**CHALLENGE**
All of the data should be repeated exactly; pictures are not part of the copy.

**DATASET RECORDS**
-- start --

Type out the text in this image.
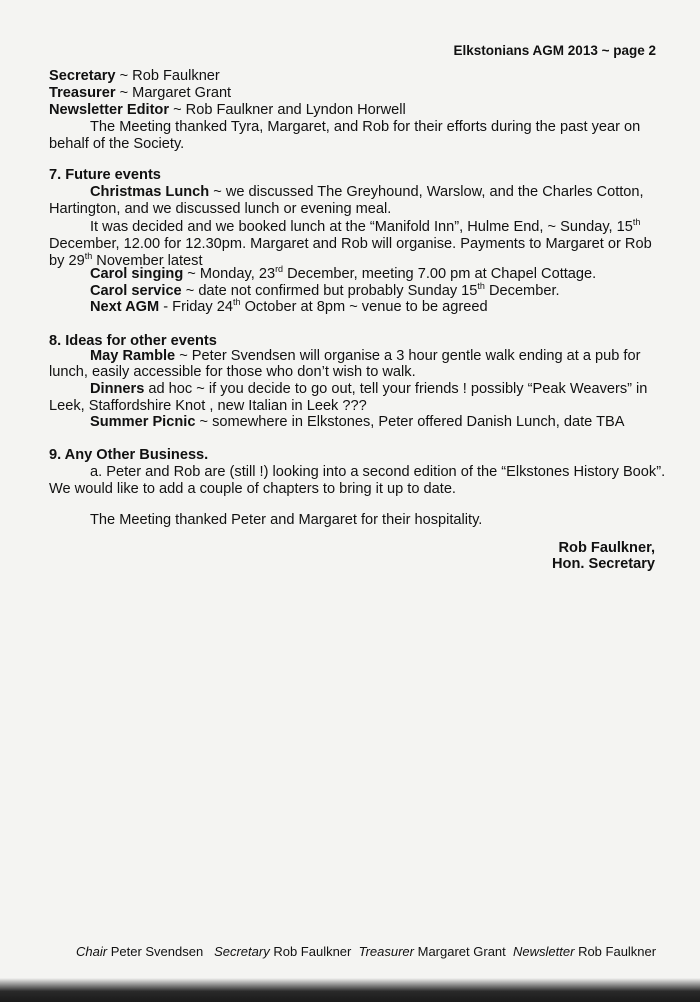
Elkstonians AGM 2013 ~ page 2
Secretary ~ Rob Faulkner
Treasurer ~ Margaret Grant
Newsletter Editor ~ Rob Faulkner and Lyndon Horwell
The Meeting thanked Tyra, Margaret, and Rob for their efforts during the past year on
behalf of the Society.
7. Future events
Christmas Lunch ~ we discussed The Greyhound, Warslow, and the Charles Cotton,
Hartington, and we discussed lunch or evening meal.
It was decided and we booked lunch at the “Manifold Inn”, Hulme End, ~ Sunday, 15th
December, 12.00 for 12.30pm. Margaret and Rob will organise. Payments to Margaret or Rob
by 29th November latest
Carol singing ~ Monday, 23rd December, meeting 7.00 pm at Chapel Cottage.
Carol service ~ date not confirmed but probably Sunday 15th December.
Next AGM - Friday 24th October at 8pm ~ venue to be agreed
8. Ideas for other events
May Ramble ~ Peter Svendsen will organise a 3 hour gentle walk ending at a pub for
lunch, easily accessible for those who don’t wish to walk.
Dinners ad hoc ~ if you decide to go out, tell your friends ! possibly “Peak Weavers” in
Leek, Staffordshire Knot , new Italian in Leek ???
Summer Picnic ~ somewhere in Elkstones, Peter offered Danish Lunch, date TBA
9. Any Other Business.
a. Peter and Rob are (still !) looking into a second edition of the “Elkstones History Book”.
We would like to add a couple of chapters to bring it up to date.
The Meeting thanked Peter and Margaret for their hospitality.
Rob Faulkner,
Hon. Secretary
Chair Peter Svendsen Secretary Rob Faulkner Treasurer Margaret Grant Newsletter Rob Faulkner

-- end --

**COMPLETE ANSWER**
Type out the text in this image.
Elkstonians AGM 2013 ~ page 2
Secretary ~ Rob Faulkner
Treasurer ~ Margaret Grant
Newsletter Editor ~ Rob Faulkner and Lyndon Horwell
The Meeting thanked Tyra, Margaret, and Rob for their efforts during the past year on
behalf of the Society.
7. Future events
Christmas Lunch ~ we discussed The Greyhound, Warslow, and the Charles Cotton,
Hartington, and we discussed lunch or evening meal.
It was decided and we booked lunch at the “Manifold Inn”, Hulme End, ~ Sunday, 15th
December, 12.00 for 12.30pm. Margaret and Rob will organise. Payments to Margaret or Rob
by 29th November latest
Carol singing ~ Monday, 23rd December, meeting 7.00 pm at Chapel Cottage.
Carol service ~ date not confirmed but probably Sunday 15th December.
Next AGM - Friday 24th October at 8pm ~ venue to be agreed
8. Ideas for other events
May Ramble ~ Peter Svendsen will organise a 3 hour gentle walk ending at a pub for
lunch, easily accessible for those who don’t wish to walk.
Dinners ad hoc ~ if you decide to go out, tell your friends ! possibly “Peak Weavers” in
Leek, Staffordshire Knot , new Italian in Leek ???
Summer Picnic ~ somewhere in Elkstones, Peter offered Danish Lunch, date TBA
9. Any Other Business.
a. Peter and Rob are (still !) looking into a second edition of the “Elkstones History Book”.
We would like to add a couple of chapters to bring it up to date.
The Meeting thanked Peter and Margaret for their hospitality.
Rob Faulkner,
Hon. Secretary
Chair Peter Svendsen Secretary Rob Faulkner Treasurer Margaret Grant Newsletter Rob Faulkner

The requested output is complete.